- DO THIS:
How many lines in the entries below include the string "Temperature"? Answer with the number only.

- DATA FOR PROCESSING:
• • •

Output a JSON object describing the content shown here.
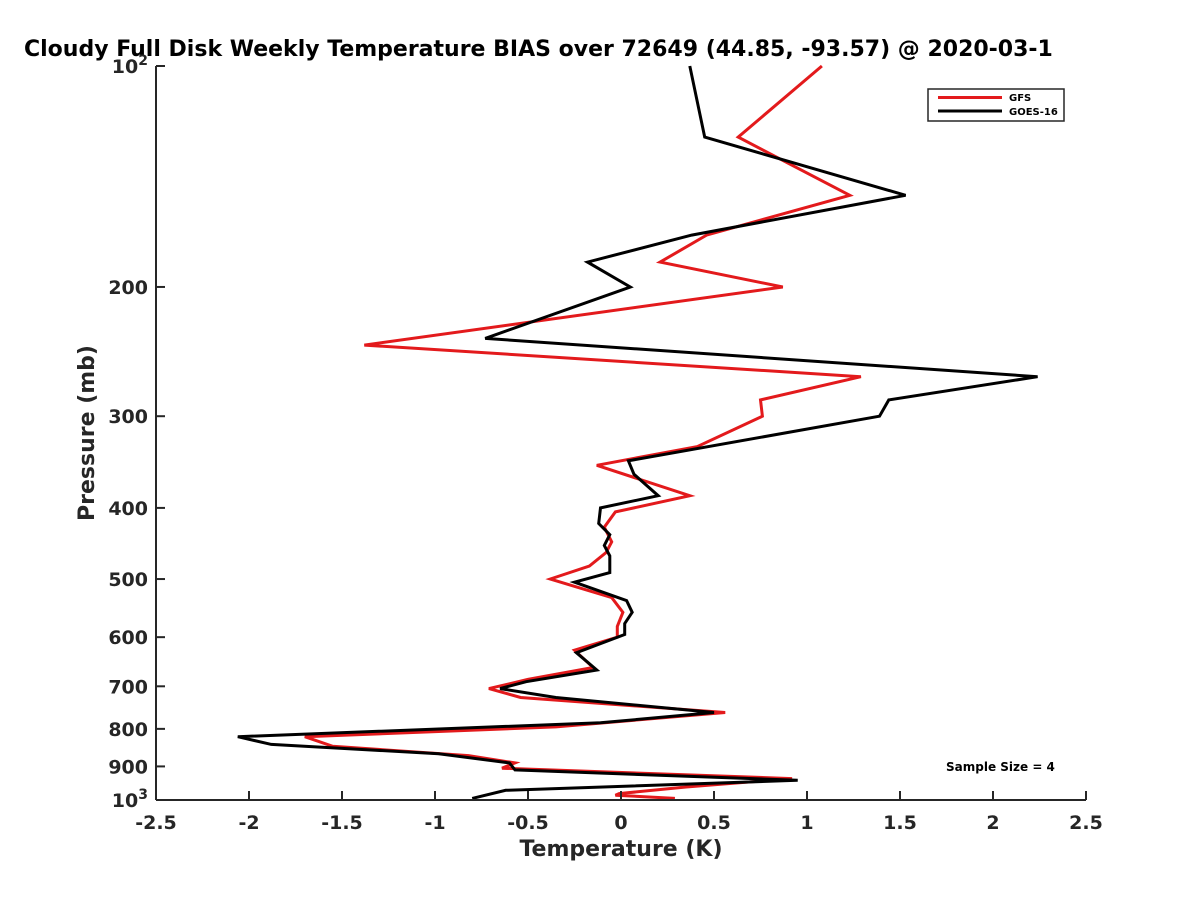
{
  "chart_data": {
    "type": "line",
    "title": "Cloudy Full Disk Weekly Temperature BIAS over 72649 (44.85, -93.57) @ 2020-03-1",
    "xlabel": "Temperature (K)",
    "ylabel": "Pressure (mb)",
    "xlim": [
      -2.5,
      2.5
    ],
    "ylim": [
      100,
      1000
    ],
    "y_scale": "log",
    "y_reversed": true,
    "grid": false,
    "legend_position": "top-right",
    "x_ticks": [
      -2.5,
      -2,
      -1.5,
      -1,
      -0.5,
      0,
      0.5,
      1,
      1.5,
      2,
      2.5
    ],
    "x_tick_labels": [
      "-2.5",
      "-2",
      "-1.5",
      "-1",
      "-0.5",
      "0",
      "0.5",
      "1",
      "1.5",
      "2",
      "2.5"
    ],
    "y_ticks": [
      100,
      200,
      300,
      400,
      500,
      600,
      700,
      800,
      900,
      1000
    ],
    "y_tick_labels": [
      {
        "base": "10",
        "exp": "2"
      },
      {
        "base": "200",
        "exp": ""
      },
      {
        "base": "300",
        "exp": ""
      },
      {
        "base": "400",
        "exp": ""
      },
      {
        "base": "500",
        "exp": ""
      },
      {
        "base": "600",
        "exp": ""
      },
      {
        "base": "700",
        "exp": ""
      },
      {
        "base": "800",
        "exp": ""
      },
      {
        "base": "900",
        "exp": ""
      },
      {
        "base": "10",
        "exp": "3"
      }
    ],
    "series": [
      {
        "name": "GFS",
        "color": "#e31a1c",
        "points": [
          [
            1.08,
            100
          ],
          [
            0.63,
            125
          ],
          [
            1.23,
            150
          ],
          [
            0.46,
            170
          ],
          [
            0.21,
            185
          ],
          [
            0.87,
            200
          ],
          [
            -1.38,
            240
          ],
          [
            1.29,
            265
          ],
          [
            0.75,
            285
          ],
          [
            0.76,
            300
          ],
          [
            0.41,
            330
          ],
          [
            -0.13,
            350
          ],
          [
            0.37,
            385
          ],
          [
            -0.03,
            405
          ],
          [
            -0.09,
            425
          ],
          [
            -0.05,
            445
          ],
          [
            -0.08,
            460
          ],
          [
            -0.17,
            480
          ],
          [
            -0.38,
            500
          ],
          [
            -0.05,
            530
          ],
          [
            0.01,
            555
          ],
          [
            -0.02,
            580
          ],
          [
            -0.02,
            600
          ],
          [
            -0.25,
            625
          ],
          [
            -0.15,
            660
          ],
          [
            -0.5,
            685
          ],
          [
            -0.71,
            705
          ],
          [
            -0.54,
            725
          ],
          [
            0.56,
            760
          ],
          [
            -0.35,
            795
          ],
          [
            -1.7,
            820
          ],
          [
            -1.55,
            845
          ],
          [
            -0.82,
            870
          ],
          [
            -0.57,
            890
          ],
          [
            -0.64,
            905
          ],
          [
            0.92,
            935
          ],
          [
            0.35,
            960
          ],
          [
            -0.01,
            980
          ],
          [
            -0.03,
            985
          ],
          [
            0.29,
            995
          ]
        ]
      },
      {
        "name": "GOES-16",
        "color": "#000000",
        "points": [
          [
            0.37,
            100
          ],
          [
            0.45,
            125
          ],
          [
            1.53,
            150
          ],
          [
            0.38,
            170
          ],
          [
            -0.18,
            185
          ],
          [
            0.05,
            200
          ],
          [
            -0.73,
            235
          ],
          [
            2.24,
            265
          ],
          [
            1.44,
            285
          ],
          [
            1.39,
            300
          ],
          [
            0.04,
            345
          ],
          [
            0.07,
            360
          ],
          [
            0.2,
            385
          ],
          [
            -0.11,
            400
          ],
          [
            -0.12,
            420
          ],
          [
            -0.06,
            435
          ],
          [
            -0.09,
            450
          ],
          [
            -0.06,
            465
          ],
          [
            -0.06,
            490
          ],
          [
            -0.25,
            505
          ],
          [
            0.03,
            535
          ],
          [
            0.06,
            555
          ],
          [
            0.02,
            575
          ],
          [
            0.02,
            595
          ],
          [
            -0.24,
            630
          ],
          [
            -0.13,
            665
          ],
          [
            -0.51,
            690
          ],
          [
            -0.65,
            705
          ],
          [
            -0.35,
            725
          ],
          [
            0.5,
            760
          ],
          [
            -0.11,
            785
          ],
          [
            -2.06,
            820
          ],
          [
            -1.88,
            840
          ],
          [
            -0.98,
            865
          ],
          [
            -0.6,
            890
          ],
          [
            -0.57,
            910
          ],
          [
            0.95,
            940
          ],
          [
            -0.62,
            970
          ],
          [
            -0.8,
            995
          ]
        ]
      }
    ],
    "annotation": "Sample Size = 4"
  }
}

• • •

- EXERCISE SOLUTION:
2